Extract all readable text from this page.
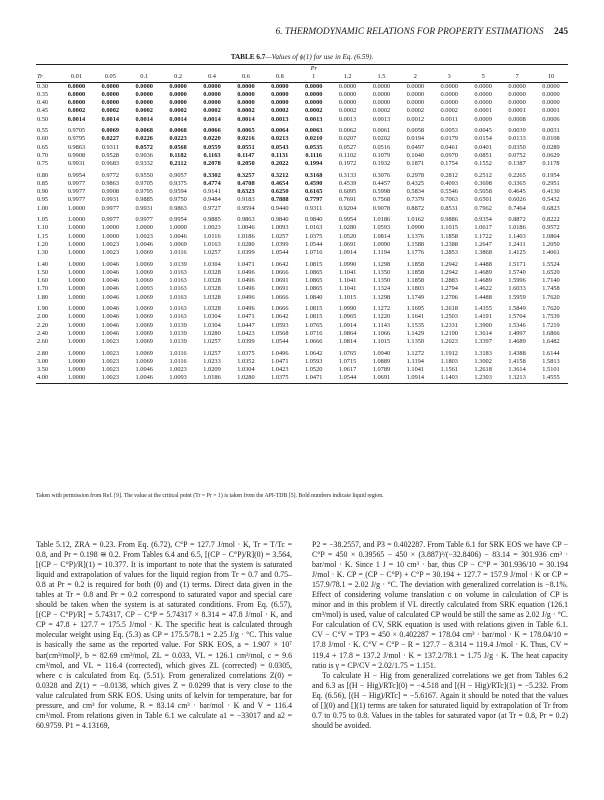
6. THERMODYNAMIC RELATIONS FOR PROPERTY ESTIMATIONS 245
TABLE 6.7—Values of ϕ(1) for use in Eq. (6.59).
	Pr														
Tr	0.01	0.05	0.1	0.2	0.4	0.6	0.8	1	1.2	1.5	2	3	5	7	10
0.30	0.0000	0.0000	0.0000	0.0000	0.0000	0.0000	0.0000	0.0000	0.0000	0.0000	0.0000	0.0000	0.0000	0.0000	0.0000
0.35	0.0000	0.0000	0.0000	0.0000	0.0000	0.0000	0.0000	0.0000	0.0000	0.0000	0.0000	0.0000	0.0000	0.0000	0.0000
0.40	0.0000	0.0000	0.0000	0.0000	0.0000	0.0000	0.0000	0.0000	0.0000	0.0000	0.0000	0.0000	0.0000	0.0000	0.0000
0.45	0.0002	0.0002	0.0002	0.0002	0.0002	0.0002	0.0002	0.0002	0.0002	0.0002	0.0002	0.0002	0.0001	0.0001	0.0001
0.50	0.0014	0.0014	0.0014	0.0014	0.0014	0.0014	0.0013	0.0013	0.0013	0.0013	0.0012	0.0011	0.0009	0.0008	0.0006
0.55	0.9705	0.0069	0.0068	0.0068	0.0066	0.0065	0.0064	0.0063	0.0062	0.0061	0.0058	0.0053	0.0045	0.0039	0.0031
0.60	0.9795	0.0227	0.0226	0.0223	0.0220	0.0216	0.0213	0.0210	0.0207	0.0202	0.0194	0.0179	0.0154	0.0133	0.0108
0.65	0.9863	0.9311	0.0572	0.0568	0.0559	0.0551	0.0543	0.0535	0.0527	0.0516	0.0497	0.0461	0.0401	0.0350	0.0289
0.70	0.9908	0.9528	0.9036	0.1182	0.1163	0.1147	0.1131	0.1116	0.1102	0.1079	0.1040	0.0970	0.0851	0.0752	0.0629
0.75	0.9931	0.9683	0.9332	0.2112	0.2078	0.2050	0.2022	0.1994	0.1972	0.1932	0.1871	0.1754	0.1552	0.1387	0.1178
0.80	0.9954	0.9772	0.9550	0.9057	0.3302	0.3257	0.3212	0.3168	0.3133	0.3076	0.2978	0.2812	0.2512	0.2265	0.1954
0.85	0.9977	0.9863	0.9705	0.9375	0.4774	0.4708	0.4654	0.4590	0.4539	0.4457	0.4325	0.4093	0.3698	0.3365	0.2951
0.90	0.9977	0.9908	0.9795	0.9594	0.9141	0.6323	0.6250	0.6165	0.6095	0.5998	0.5834	0.5546	0.5058	0.4645	0.4130
0.95	0.9977	0.9931	0.9885	0.9750	0.9484	0.9183	0.7888	0.7797	0.7691	0.7568	0.7379	0.7063	0.6501	0.6026	0.5432
1.00	1.0000	0.9977	0.9931	0.9863	0.9727	0.9594	0.9440	0.9311	0.9204	0.9078	0.8872	0.8531	0.7962	0.7464	0.6823
1.05	1.0000	0.9977	0.9977	0.9954	0.9885	0.9863	0.9840	0.9840	0.9954	1.0186	1.0162	0.9886	0.9354	0.8872	0.8222
1.10	1.0000	1.0000	1.0000	1.0000	1.0023	1.0046	1.0093	1.0163	1.0280	1.0593	1.0990	1.1015	1.0617	1.0186	0.9572
1.15	1.0000	1.0000	1.0023	1.0046	1.0116	1.0186	1.0257	1.0375	1.0520	1.0814	1.1376	1.1858	1.1722	1.1403	1.0864
1.20	1.0000	1.0023	1.0046	1.0069	1.0163	1.0280	1.0399	1.0544	1.0691	1.0990	1.1588	1.2388	1.2647	1.2411	1.2050
1.30	1.0000	1.0023	1.0069	1.0116	1.0257	1.0399	1.0544	1.0716	1.0914	1.1194	1.1776	1.2853	1.3868	1.4125	1.4061
1.40	1.0000	1.0046	1.0069	1.0139	1.0304	1.0471	1.0642	1.0815	1.0990	1.1298	1.1858	1.2942	1.4488	1.5171	1.5524
1.50	1.0000	1.0046	1.0069	1.0163	1.0328	1.0496	1.0666	1.0865	1.1041	1.1350	1.1858	1.2942	1.4689	1.5740	1.6520
1.60	1.0000	1.0046	1.0069	1.0163	1.0328	1.0496	1.0691	1.0865	1.1041	1.1350	1.1858	1.2883	1.4689	1.5996	1.7140
1.70	1.0000	1.0046	1.0093	1.0163	1.0328	1.0496	1.0691	1.0865	1.1041	1.1324	1.1803	1.2794	1.4622	1.6033	1.7458
1.80	1.0000	1.0046	1.0069	1.0163	1.0328	1.0496	1.0666	1.0840	1.1015	1.1298	1.1749	1.2706	1.4488	1.5959	1.7620
1.90	1.0000	1.0046	1.0069	1.0163	1.0328	1.0496	1.0666	1.0815	1.0990	1.1272	1.1695	1.2618	1.4355	1.5849	1.7620
2.00	1.0000	1.0046	1.0069	1.0163	1.0304	1.0471	1.0642	1.0815	1.0965	1.1220	1.1641	1.2503	1.4191	1.5704	1.7539
2.20	1.0000	1.0046	1.0069	1.0139	1.0304	1.0447	1.0593	1.0765	1.0914	1.1143	1.1535	1.2331	1.3900	1.5346	1.7219
2.40	1.0000	1.0046	1.0069	1.0139	1.0280	1.0423	1.0568	1.0716	1.0864	1.1066	1.1429	1.2190	1.3614	1.4997	1.6866
2.60	1.0000	1.0023	1.0069	1.0139	1.0257	1.0399	1.0544	1.0666	1.0814	1.1015	1.1350	1.2023	1.3397	1.4689	1.6482
2.80	1.0000	1.0023	1.0069	1.0116	1.0257	1.0375	1.0496	1.0642	1.0765	1.0940	1.1272	1.1912	1.3183	1.4388	1.6144
3.00	1.0000	1.0023	1.0069	1.0116	1.0233	1.0352	1.0471	1.0593	1.0715	1.0889	1.1194	1.1803	1.3002	1.4158	1.5813
3.50	1.0000	1.0023	1.0046	1.0023	1.0209	1.0304	1.0423	1.0520	1.0617	1.0789	1.1041	1.1561	1.2618	1.3614	1.5101
4.00	1.0000	1.0023	1.0046	1.0093	1.0186	1.0280	1.0375	1.0471	1.0544	1.0691	1.0914	1.1403	1.2303	1.3213	1.4555
Taken with permission from Ref. [9]. The value at the critical point (Tr = Pr = 1) is taken from the API-TDB [5]. Bold numbers indicate liquid region.

Table 5.12, ZRA = 0.23. From Eq. (6.72), C°P = 127.7 J/mol · K, Tr = T/Tc = 0.8, and Pr = 0.198 ≅ 0.2. From Tables 6.4 and 6.5, [(CP − C°P)/R](0) = 3.564, [(CP − C°P)/R](1) = 10.377. It is important to note that the system is saturated liquid and extrapolation of values for the liquid region from Tr = 0.7 and 0.75–0.8 at Pr = 0.2 is required for both (0) and (1) terms. Direct data given in the tables at Tr = 0.8 and Pr = 0.2 correspond to saturated vapor and special care should be taken when the system is at saturated conditions. From Eq. (6.57), [(CP − C°P)/R] = 5.74317, CP − C°P = 5.74317 × 8.314 = 47.8 J/mol · K, and CP = 47.8 + 127.7 = 175.5 J/mol · K. The specific heat is calculated through molecular weight using Eq. (5.3) as CP = 175.5/78.1 = 2.25 J/g · °C. This value is basically the same as the reported value. For SRK EOS, a = 1.907 × 10⁷ bar(cm³/mol)², b = 82.69 cm³/mol, ZL = 0.033, VL = 126.1 cm³/mol, c = 9.6 cm³/mol, and VL = 116.4 (corrected), which gives ZL (corrected) = 0.0305, where c is calculated from Eq. (5.51). From generalized correlations Z(0) = 0.0328 and Z(1) = −0.0138, which gives Z = 0.0299 that is very close to the value calculated from SRK EOS. Using units of kelvin for temperature, bar for pressure, and cm³ for volume, R = 83.14 cm³ · bar/mol · K and V = 116.4 cm³/mol. From relations given in Table 6.1 we calculate a1 = −33017 and a2 = 60.9759. P1 = 4.13169,

P2 = −38.2557, and P3 = 0.402287. From Table 6.1 for SRK EOS we have CP − C°P = 450 × 0.39565 − 450 × (3.887)²/(−32.8406) − 83.14 = 301.936 cm³ · bar/mol · K. Since 1 J = 10 cm³ · bar, thus CP − C°P = 301.936/10 = 30.194 J/mol · K. CP = (CP − C°P) + C°P = 30.194 + 127.7 = 157.9 J/mol · K or CP = 157.9/78.1 = 2.02 J/g · °C. The deviation with generalized correlation is −8.1%. Effect of considering volume translation c on volume in calculation of CP is minor and in this problem if VL directly calculated from SRK equation (126.1 cm³/mol) is used, value of calculated CP would be still the same as 2.02 J/g · °C. For calculation of CV, SRK equation is used with relations given in Table 6.1. CV − C°V = TP3 = 450 × 0.402287 = 178.04 cm³ · bar/mol · K = 178.04/10 = 17.8 J/mol · K. C°V = C°P − R = 127.7 − 8.314 = 119.4 J/mol · K. Thus, CV = 119.4 + 17.8 = 137.2 J/mol · K = 137.2/78.1 = 1.75 J/g · K. The heat capacity ratio is γ = CP/CV = 2.02/1.75 = 1.151.

To calculate H − Hig from generalized correlations we get from Tables 6.2 and 6.3 as [(H − Hig)/RTc](0) = −4.518 and [(H − Hig)/RTc](1) = −5.232. From Eq. (6.56), [(H − Hig)/RTc] = −5.6167. Again it should be noted that the values of [](0) and [](1) terms are taken for saturated liquid by extrapolation of Tr from 0.7 to 0.75 to 0.8. Values in the tables for saturated vapor (at Tr = 0.8, Pr = 0.2) should be avoided.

▶ _WORK REQUIRED_: Only the count is wanted: report how many lines of the material above hold the word "saturated".

▶ _RESULT OF THE TASK_: 2